Spot each line in the records below where the word "name" occurs, then copy it.

[Excerpts from a figure dataset]
────

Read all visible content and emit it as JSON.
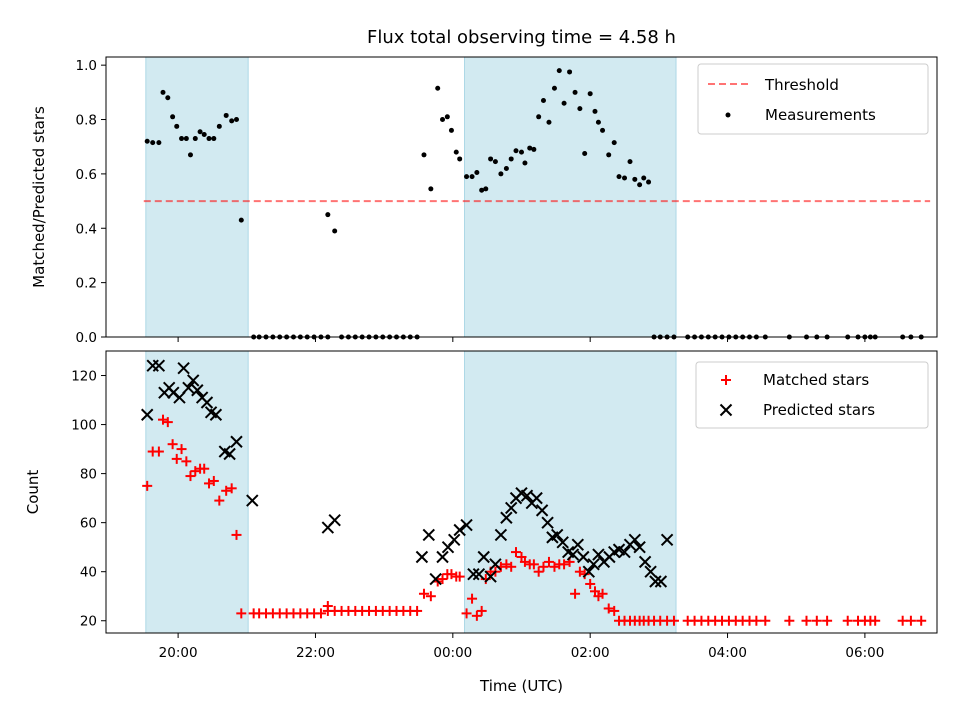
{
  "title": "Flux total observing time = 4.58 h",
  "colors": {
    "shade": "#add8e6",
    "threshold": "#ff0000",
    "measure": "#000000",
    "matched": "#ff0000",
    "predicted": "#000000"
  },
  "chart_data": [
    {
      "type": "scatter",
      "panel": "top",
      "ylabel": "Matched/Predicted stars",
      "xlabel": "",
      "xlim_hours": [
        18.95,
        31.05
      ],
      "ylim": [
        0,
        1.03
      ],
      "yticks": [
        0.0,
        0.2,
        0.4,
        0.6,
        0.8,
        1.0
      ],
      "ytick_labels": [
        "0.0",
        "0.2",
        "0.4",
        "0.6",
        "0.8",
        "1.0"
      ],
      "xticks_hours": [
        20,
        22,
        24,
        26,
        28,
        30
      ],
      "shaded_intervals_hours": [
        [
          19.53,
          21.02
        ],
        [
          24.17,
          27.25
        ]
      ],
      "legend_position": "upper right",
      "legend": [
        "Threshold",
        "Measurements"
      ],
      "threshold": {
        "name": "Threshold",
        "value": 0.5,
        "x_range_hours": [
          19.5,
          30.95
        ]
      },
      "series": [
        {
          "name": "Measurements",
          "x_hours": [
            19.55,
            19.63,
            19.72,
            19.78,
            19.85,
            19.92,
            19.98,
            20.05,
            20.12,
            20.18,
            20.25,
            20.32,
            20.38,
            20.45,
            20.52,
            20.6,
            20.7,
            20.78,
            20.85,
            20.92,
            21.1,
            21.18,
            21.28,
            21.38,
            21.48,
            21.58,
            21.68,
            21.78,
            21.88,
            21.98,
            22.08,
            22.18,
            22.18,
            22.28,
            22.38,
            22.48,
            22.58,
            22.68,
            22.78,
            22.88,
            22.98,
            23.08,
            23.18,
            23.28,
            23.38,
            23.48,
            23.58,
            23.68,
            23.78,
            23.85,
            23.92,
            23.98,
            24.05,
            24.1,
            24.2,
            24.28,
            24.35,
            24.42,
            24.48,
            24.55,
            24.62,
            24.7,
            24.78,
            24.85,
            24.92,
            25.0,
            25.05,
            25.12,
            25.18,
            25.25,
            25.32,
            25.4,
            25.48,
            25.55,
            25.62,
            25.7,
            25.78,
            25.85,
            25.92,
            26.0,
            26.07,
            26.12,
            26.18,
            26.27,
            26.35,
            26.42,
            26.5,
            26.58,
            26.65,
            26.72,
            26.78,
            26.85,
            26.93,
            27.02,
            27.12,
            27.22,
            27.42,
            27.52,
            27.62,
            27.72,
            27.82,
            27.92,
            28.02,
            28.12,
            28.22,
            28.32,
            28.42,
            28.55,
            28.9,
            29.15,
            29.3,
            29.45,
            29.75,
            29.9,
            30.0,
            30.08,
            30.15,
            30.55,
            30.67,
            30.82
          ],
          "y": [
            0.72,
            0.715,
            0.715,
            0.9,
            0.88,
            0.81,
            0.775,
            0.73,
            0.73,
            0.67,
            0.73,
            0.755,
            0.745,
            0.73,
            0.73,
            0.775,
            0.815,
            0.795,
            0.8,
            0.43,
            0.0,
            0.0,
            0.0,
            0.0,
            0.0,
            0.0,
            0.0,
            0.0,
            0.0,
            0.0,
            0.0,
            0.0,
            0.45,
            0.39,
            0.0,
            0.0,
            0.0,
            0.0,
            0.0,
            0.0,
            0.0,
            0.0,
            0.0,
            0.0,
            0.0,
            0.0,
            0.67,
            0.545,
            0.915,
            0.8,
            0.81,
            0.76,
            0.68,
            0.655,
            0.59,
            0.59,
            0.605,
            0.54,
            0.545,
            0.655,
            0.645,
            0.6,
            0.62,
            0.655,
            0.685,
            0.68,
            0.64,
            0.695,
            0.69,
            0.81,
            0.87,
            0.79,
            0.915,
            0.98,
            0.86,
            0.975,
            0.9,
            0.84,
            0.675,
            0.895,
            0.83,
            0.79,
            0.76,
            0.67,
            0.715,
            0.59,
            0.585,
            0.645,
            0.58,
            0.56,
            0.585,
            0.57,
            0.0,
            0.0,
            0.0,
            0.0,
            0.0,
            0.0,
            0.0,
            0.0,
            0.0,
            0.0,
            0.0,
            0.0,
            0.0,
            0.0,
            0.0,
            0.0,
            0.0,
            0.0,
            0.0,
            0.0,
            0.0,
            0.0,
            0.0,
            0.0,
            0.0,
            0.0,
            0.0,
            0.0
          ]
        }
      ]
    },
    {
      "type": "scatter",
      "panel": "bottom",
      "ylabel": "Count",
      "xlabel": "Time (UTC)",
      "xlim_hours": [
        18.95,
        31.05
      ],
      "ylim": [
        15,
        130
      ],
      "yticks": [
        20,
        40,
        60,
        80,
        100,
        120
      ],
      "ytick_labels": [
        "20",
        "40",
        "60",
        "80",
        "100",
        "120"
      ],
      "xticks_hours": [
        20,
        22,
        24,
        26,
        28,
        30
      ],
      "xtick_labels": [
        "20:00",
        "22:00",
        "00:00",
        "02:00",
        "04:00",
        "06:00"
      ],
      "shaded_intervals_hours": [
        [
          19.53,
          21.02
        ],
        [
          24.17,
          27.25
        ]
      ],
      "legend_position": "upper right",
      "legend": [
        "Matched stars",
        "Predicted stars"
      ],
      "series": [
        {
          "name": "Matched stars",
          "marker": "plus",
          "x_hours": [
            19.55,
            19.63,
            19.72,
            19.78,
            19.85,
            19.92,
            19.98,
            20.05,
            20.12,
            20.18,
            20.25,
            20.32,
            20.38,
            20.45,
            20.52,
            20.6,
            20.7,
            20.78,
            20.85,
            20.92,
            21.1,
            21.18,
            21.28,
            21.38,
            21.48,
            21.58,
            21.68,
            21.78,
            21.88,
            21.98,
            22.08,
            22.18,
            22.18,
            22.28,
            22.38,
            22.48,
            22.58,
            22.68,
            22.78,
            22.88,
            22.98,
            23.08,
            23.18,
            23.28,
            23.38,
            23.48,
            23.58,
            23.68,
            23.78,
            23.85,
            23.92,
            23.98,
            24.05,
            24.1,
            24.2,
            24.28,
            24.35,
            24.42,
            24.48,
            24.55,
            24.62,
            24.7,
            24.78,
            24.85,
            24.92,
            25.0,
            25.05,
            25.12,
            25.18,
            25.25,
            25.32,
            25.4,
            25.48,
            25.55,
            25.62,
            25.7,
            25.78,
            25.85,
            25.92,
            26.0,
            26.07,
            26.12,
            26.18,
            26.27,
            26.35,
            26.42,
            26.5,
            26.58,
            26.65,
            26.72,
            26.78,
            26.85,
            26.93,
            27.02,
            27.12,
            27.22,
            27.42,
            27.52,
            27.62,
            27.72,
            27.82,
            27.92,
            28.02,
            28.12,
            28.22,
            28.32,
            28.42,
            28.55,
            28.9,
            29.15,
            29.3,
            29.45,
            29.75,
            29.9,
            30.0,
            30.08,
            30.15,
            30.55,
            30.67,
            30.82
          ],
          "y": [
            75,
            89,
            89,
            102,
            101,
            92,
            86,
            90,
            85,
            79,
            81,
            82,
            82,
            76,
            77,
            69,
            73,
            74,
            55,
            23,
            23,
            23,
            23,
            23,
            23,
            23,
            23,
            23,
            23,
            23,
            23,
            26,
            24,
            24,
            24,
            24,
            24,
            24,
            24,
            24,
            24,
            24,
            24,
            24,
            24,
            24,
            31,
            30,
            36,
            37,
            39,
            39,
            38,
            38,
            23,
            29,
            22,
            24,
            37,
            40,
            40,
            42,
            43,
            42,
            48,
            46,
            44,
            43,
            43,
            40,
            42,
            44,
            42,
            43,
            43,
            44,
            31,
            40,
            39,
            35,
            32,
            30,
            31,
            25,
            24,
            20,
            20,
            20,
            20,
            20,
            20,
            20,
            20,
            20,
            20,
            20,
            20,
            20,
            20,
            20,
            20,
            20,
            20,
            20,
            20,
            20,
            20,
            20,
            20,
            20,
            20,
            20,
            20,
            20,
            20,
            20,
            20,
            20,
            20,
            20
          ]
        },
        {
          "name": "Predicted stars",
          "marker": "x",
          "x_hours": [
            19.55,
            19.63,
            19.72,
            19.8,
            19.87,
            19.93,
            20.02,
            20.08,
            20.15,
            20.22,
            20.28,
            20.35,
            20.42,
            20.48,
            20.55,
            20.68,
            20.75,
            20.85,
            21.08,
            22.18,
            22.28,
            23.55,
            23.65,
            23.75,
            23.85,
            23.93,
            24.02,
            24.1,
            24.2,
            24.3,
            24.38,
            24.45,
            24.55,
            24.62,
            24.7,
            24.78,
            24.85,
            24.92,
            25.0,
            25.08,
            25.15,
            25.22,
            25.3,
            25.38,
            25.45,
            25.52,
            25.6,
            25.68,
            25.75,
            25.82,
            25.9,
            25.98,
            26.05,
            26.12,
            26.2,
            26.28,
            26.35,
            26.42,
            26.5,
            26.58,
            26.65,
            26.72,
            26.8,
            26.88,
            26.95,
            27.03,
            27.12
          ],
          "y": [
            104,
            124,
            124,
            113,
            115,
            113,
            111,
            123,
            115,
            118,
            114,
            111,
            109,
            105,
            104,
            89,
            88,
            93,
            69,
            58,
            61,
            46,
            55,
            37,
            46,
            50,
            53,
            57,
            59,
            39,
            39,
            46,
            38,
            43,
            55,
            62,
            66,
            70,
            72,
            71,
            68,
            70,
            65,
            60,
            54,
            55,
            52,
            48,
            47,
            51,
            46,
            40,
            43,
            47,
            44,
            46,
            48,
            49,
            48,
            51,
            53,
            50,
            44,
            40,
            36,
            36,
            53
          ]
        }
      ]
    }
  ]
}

────

**CORRECT ANSWER:**
        "name": "Threshold",
          "name": "Measurements",
          "name": "Matched stars",
          "name": "Predicted stars",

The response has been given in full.